- [DIRECTIONS] Copy out all of the data below with no alterations.

- [RECORDS FOR THIS TASK]
• • • • • • •
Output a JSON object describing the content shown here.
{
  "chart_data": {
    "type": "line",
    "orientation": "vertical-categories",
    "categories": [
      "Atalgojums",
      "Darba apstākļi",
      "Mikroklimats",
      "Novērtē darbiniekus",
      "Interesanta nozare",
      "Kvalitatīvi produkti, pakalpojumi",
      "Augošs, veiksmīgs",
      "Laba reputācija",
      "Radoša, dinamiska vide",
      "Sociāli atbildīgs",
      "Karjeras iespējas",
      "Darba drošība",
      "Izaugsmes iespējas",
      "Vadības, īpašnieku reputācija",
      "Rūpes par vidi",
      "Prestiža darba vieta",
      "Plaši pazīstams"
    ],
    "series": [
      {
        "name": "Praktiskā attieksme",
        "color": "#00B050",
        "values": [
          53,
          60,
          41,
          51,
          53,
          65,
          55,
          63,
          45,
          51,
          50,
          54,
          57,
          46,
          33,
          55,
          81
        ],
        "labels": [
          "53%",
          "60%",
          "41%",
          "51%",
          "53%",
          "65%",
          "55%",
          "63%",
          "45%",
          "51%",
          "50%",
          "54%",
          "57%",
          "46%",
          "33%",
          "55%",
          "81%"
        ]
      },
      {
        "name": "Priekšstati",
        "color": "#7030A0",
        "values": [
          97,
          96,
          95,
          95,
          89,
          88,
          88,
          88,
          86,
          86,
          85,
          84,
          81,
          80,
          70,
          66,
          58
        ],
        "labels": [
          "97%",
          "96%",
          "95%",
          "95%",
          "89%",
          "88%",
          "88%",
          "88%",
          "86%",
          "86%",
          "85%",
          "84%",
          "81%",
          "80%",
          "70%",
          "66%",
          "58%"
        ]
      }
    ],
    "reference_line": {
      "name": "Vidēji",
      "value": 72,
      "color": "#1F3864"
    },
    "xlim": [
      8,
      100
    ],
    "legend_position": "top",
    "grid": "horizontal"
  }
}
• • • • • • •
- [IN RESPONSE]
Output a JSON object describing the content shown here.
{
  "chart_data": {
    "type": "line",
    "orientation": "vertical-categories",
    "categories": [
      "Atalgojums",
      "Darba apstākļi",
      "Mikroklimats",
      "Novērtē darbiniekus",
      "Interesanta nozare",
      "Kvalitatīvi produkti, pakalpojumi",
      "Augošs, veiksmīgs",
      "Laba reputācija",
      "Radoša, dinamiska vide",
      "Sociāli atbildīgs",
      "Karjeras iespējas",
      "Darba drošība",
      "Izaugsmes iespējas",
      "Vadības, īpašnieku reputācija",
      "Rūpes par vidi",
      "Prestiža darba vieta",
      "Plaši pazīstams"
    ],
    "series": [
      {
        "name": "Praktiskā attieksme",
        "color": "#00B050",
        "values": [
          53,
          60,
          41,
          51,
          53,
          65,
          55,
          63,
          45,
          51,
          50,
          54,
          57,
          46,
          33,
          55,
          81
        ],
        "labels": [
          "53%",
          "60%",
          "41%",
          "51%",
          "53%",
          "65%",
          "55%",
          "63%",
          "45%",
          "51%",
          "50%",
          "54%",
          "57%",
          "46%",
          "33%",
          "55%",
          "81%"
        ]
      },
      {
        "name": "Priekšstati",
        "color": "#7030A0",
        "values": [
          97,
          96,
          95,
          95,
          89,
          88,
          88,
          88,
          86,
          86,
          85,
          84,
          81,
          80,
          70,
          66,
          58
        ],
        "labels": [
          "97%",
          "96%",
          "95%",
          "95%",
          "89%",
          "88%",
          "88%",
          "88%",
          "86%",
          "86%",
          "85%",
          "84%",
          "81%",
          "80%",
          "70%",
          "66%",
          "58%"
        ]
      }
    ],
    "reference_line": {
      "name": "Vidēji",
      "value": 72,
      "color": "#1F3864"
    },
    "xlim": [
      8,
      100
    ],
    "legend_position": "top",
    "grid": "horizontal"
  }
}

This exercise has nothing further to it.